**EXERCISE GOAL:**
Reproduce the entries in full, with no changes.

** Begin **

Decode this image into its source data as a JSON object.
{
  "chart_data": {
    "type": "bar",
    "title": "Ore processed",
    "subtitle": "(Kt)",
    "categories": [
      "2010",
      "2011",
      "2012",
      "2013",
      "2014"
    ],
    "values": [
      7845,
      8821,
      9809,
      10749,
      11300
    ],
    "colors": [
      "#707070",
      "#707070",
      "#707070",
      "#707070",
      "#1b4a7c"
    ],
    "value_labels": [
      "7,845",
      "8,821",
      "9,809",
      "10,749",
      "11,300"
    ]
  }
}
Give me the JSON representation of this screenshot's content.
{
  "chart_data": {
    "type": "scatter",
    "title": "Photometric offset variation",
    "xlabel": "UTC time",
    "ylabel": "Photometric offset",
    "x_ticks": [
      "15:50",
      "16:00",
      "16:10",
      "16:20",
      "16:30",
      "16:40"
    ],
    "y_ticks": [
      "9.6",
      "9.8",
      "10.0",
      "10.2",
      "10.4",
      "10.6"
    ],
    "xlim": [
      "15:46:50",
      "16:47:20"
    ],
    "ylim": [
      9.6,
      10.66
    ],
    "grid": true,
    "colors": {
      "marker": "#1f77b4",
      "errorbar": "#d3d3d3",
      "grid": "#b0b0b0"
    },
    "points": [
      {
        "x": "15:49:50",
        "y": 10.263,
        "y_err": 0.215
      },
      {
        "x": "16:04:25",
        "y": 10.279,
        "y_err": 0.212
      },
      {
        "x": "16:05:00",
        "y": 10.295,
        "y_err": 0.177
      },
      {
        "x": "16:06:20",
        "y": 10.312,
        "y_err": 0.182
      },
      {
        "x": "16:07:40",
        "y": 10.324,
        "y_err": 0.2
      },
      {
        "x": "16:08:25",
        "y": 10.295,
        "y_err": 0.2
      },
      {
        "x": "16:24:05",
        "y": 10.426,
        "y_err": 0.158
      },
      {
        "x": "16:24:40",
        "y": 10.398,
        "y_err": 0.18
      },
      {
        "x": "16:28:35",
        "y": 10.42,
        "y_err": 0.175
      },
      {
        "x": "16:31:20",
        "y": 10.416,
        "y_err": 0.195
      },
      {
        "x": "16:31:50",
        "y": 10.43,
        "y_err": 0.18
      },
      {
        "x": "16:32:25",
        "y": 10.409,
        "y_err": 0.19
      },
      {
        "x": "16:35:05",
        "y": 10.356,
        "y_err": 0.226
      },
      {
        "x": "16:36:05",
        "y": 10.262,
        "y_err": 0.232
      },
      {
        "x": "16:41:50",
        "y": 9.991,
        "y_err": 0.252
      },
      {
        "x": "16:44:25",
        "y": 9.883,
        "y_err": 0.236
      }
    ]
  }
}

** End **

**WRITTEN SOLUTION:**
Decode this image into its source data as a JSON object.
{
  "chart_data": {
    "type": "bar",
    "title": "Ore processed",
    "subtitle": "(Kt)",
    "categories": [
      "2010",
      "2011",
      "2012",
      "2013",
      "2014"
    ],
    "values": [
      7845,
      8821,
      9809,
      10749,
      11300
    ],
    "colors": [
      "#707070",
      "#707070",
      "#707070",
      "#707070",
      "#1b4a7c"
    ],
    "value_labels": [
      "7,845",
      "8,821",
      "9,809",
      "10,749",
      "11,300"
    ]
  }
}
Give me the JSON representation of this screenshot's content.
{
  "chart_data": {
    "type": "scatter",
    "title": "Photometric offset variation",
    "xlabel": "UTC time",
    "ylabel": "Photometric offset",
    "x_ticks": [
      "15:50",
      "16:00",
      "16:10",
      "16:20",
      "16:30",
      "16:40"
    ],
    "y_ticks": [
      "9.6",
      "9.8",
      "10.0",
      "10.2",
      "10.4",
      "10.6"
    ],
    "xlim": [
      "15:46:50",
      "16:47:20"
    ],
    "ylim": [
      9.6,
      10.66
    ],
    "grid": true,
    "colors": {
      "marker": "#1f77b4",
      "errorbar": "#d3d3d3",
      "grid": "#b0b0b0"
    },
    "points": [
      {
        "x": "15:49:50",
        "y": 10.263,
        "y_err": 0.215
      },
      {
        "x": "16:04:25",
        "y": 10.279,
        "y_err": 0.212
      },
      {
        "x": "16:05:00",
        "y": 10.295,
        "y_err": 0.177
      },
      {
        "x": "16:06:20",
        "y": 10.312,
        "y_err": 0.182
      },
      {
        "x": "16:07:40",
        "y": 10.324,
        "y_err": 0.2
      },
      {
        "x": "16:08:25",
        "y": 10.295,
        "y_err": 0.2
      },
      {
        "x": "16:24:05",
        "y": 10.426,
        "y_err": 0.158
      },
      {
        "x": "16:24:40",
        "y": 10.398,
        "y_err": 0.18
      },
      {
        "x": "16:28:35",
        "y": 10.42,
        "y_err": 0.175
      },
      {
        "x": "16:31:20",
        "y": 10.416,
        "y_err": 0.195
      },
      {
        "x": "16:31:50",
        "y": 10.43,
        "y_err": 0.18
      },
      {
        "x": "16:32:25",
        "y": 10.409,
        "y_err": 0.19
      },
      {
        "x": "16:35:05",
        "y": 10.356,
        "y_err": 0.226
      },
      {
        "x": "16:36:05",
        "y": 10.262,
        "y_err": 0.232
      },
      {
        "x": "16:41:50",
        "y": 9.991,
        "y_err": 0.252
      },
      {
        "x": "16:44:25",
        "y": 9.883,
        "y_err": 0.236
      }
    ]
  }
}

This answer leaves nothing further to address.